## WHAT IS ASKED
Here are some records; copy every line that holds the word "Time".

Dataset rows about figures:
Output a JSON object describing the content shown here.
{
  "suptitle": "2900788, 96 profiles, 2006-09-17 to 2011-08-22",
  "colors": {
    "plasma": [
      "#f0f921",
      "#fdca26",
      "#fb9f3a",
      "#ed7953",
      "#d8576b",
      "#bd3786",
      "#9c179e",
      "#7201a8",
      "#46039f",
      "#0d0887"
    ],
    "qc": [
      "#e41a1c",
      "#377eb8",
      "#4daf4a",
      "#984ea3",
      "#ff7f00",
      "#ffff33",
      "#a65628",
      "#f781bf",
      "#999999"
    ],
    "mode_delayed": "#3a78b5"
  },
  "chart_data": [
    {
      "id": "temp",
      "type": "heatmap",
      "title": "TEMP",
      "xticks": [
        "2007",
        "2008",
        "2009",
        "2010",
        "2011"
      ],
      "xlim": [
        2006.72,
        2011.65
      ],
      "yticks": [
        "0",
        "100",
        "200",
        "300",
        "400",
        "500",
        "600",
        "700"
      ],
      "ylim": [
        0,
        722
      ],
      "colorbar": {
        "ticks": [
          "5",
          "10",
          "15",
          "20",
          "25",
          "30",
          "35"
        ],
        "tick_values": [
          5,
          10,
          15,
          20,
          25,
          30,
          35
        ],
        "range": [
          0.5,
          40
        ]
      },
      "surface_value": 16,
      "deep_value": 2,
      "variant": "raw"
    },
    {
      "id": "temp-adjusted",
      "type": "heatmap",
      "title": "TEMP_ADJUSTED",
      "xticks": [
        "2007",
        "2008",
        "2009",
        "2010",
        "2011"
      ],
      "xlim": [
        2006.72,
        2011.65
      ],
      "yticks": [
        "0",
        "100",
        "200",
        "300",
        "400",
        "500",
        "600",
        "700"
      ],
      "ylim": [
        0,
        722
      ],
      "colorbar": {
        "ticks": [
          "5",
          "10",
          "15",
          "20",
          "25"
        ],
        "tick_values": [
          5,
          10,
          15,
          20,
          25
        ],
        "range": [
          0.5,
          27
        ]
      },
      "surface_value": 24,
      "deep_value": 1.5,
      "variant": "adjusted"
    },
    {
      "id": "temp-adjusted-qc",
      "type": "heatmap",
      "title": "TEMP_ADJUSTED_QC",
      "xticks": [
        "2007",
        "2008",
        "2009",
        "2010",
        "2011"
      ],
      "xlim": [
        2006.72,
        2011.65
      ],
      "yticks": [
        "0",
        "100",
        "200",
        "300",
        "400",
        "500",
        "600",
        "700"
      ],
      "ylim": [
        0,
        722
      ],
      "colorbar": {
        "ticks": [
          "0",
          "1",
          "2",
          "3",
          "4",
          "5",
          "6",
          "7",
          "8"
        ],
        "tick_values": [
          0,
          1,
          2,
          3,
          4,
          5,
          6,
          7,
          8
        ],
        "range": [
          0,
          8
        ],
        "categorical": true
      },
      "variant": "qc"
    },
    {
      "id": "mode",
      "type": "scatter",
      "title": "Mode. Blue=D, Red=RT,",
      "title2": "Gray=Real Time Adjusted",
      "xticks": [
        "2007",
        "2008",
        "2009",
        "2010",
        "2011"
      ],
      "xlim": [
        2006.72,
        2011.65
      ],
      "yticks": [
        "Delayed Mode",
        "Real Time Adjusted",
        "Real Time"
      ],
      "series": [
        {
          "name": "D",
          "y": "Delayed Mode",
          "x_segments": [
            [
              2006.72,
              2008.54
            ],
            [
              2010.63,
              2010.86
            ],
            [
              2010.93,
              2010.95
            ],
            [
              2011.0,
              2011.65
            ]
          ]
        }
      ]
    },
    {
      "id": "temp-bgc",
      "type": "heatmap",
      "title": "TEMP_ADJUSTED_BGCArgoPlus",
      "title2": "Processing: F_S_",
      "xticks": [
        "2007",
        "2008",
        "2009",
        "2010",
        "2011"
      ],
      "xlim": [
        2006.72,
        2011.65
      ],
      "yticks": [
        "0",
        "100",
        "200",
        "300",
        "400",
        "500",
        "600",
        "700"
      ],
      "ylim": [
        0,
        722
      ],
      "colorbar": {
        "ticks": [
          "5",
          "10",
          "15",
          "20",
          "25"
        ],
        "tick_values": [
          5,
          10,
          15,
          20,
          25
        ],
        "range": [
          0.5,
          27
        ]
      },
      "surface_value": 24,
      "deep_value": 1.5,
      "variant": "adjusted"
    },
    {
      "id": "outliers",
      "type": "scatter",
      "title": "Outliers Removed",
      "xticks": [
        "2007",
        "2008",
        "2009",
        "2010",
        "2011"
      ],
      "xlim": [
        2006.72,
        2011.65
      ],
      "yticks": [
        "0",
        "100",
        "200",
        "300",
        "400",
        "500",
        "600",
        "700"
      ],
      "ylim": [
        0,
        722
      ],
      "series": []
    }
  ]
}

## FINAL RESULT
      "title2": "Gray=Real Time Adjusted",
        "Real Time Adjusted",
        "Real Time"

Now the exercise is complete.